(Stored records)
· · · ·
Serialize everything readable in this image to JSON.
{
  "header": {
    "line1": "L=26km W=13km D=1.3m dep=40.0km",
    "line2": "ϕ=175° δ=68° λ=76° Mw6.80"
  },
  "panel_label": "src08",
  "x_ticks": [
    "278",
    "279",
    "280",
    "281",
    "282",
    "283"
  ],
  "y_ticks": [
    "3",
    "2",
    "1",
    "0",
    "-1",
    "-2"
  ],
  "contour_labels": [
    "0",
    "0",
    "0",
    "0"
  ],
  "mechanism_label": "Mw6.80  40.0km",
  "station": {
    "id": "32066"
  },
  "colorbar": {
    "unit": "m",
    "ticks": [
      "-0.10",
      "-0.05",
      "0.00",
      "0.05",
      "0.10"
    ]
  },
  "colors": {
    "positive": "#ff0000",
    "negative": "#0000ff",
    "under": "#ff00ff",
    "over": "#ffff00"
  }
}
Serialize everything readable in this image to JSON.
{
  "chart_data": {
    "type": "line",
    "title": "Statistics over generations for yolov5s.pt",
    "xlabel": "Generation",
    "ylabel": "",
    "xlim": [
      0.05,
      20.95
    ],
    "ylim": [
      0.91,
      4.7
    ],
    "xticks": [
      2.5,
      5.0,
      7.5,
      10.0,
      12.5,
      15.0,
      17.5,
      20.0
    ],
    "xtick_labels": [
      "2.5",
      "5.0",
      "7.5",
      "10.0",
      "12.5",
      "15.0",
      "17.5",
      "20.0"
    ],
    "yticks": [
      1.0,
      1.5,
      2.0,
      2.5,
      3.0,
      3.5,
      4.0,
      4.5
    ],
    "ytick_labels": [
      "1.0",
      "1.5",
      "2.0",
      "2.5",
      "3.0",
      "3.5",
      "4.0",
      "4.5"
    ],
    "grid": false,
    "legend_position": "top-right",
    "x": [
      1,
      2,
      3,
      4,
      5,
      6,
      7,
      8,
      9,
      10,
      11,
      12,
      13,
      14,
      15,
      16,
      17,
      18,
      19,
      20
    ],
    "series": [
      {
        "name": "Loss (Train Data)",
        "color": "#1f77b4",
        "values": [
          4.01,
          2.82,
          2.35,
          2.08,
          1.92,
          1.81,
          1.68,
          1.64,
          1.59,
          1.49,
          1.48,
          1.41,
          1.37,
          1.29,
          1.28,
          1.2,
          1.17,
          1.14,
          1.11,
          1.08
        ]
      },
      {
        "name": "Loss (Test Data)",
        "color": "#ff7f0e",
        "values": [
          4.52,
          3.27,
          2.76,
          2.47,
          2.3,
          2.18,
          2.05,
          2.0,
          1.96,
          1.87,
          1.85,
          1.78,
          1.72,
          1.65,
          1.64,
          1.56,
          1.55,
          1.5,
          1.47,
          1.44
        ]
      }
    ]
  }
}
· · · ·
## WRITTEN INSTRUCTION
Return each line of the records above exactly as it reads.

## WRITTEN SOLUTION
Serialize everything readable in this image to JSON.
{
  "header": {
    "line1": "L=26km W=13km D=1.3m dep=40.0km",
    "line2": "ϕ=175° δ=68° λ=76° Mw6.80"
  },
  "panel_label": "src08",
  "x_ticks": [
    "278",
    "279",
    "280",
    "281",
    "282",
    "283"
  ],
  "y_ticks": [
    "3",
    "2",
    "1",
    "0",
    "-1",
    "-2"
  ],
  "contour_labels": [
    "0",
    "0",
    "0",
    "0"
  ],
  "mechanism_label": "Mw6.80  40.0km",
  "station": {
    "id": "32066"
  },
  "colorbar": {
    "unit": "m",
    "ticks": [
      "-0.10",
      "-0.05",
      "0.00",
      "0.05",
      "0.10"
    ]
  },
  "colors": {
    "positive": "#ff0000",
    "negative": "#0000ff",
    "under": "#ff00ff",
    "over": "#ffff00"
  }
}
Serialize everything readable in this image to JSON.
{
  "chart_data": {
    "type": "line",
    "title": "Statistics over generations for yolov5s.pt",
    "xlabel": "Generation",
    "ylabel": "",
    "xlim": [
      0.05,
      20.95
    ],
    "ylim": [
      0.91,
      4.7
    ],
    "xticks": [
      2.5,
      5.0,
      7.5,
      10.0,
      12.5,
      15.0,
      17.5,
      20.0
    ],
    "xtick_labels": [
      "2.5",
      "5.0",
      "7.5",
      "10.0",
      "12.5",
      "15.0",
      "17.5",
      "20.0"
    ],
    "yticks": [
      1.0,
      1.5,
      2.0,
      2.5,
      3.0,
      3.5,
      4.0,
      4.5
    ],
    "ytick_labels": [
      "1.0",
      "1.5",
      "2.0",
      "2.5",
      "3.0",
      "3.5",
      "4.0",
      "4.5"
    ],
    "grid": false,
    "legend_position": "top-right",
    "x": [
      1,
      2,
      3,
      4,
      5,
      6,
      7,
      8,
      9,
      10,
      11,
      12,
      13,
      14,
      15,
      16,
      17,
      18,
      19,
      20
    ],
    "series": [
      {
        "name": "Loss (Train Data)",
        "color": "#1f77b4",
        "values": [
          4.01,
          2.82,
          2.35,
          2.08,
          1.92,
          1.81,
          1.68,
          1.64,
          1.59,
          1.49,
          1.48,
          1.41,
          1.37,
          1.29,
          1.28,
          1.2,
          1.17,
          1.14,
          1.11,
          1.08
        ]
      },
      {
        "name": "Loss (Test Data)",
        "color": "#ff7f0e",
        "values": [
          4.52,
          3.27,
          2.76,
          2.47,
          2.3,
          2.18,
          2.05,
          2.0,
          1.96,
          1.87,
          1.85,
          1.78,
          1.72,
          1.65,
          1.64,
          1.56,
          1.55,
          1.5,
          1.47,
          1.44
        ]
      }
    ]
  }
}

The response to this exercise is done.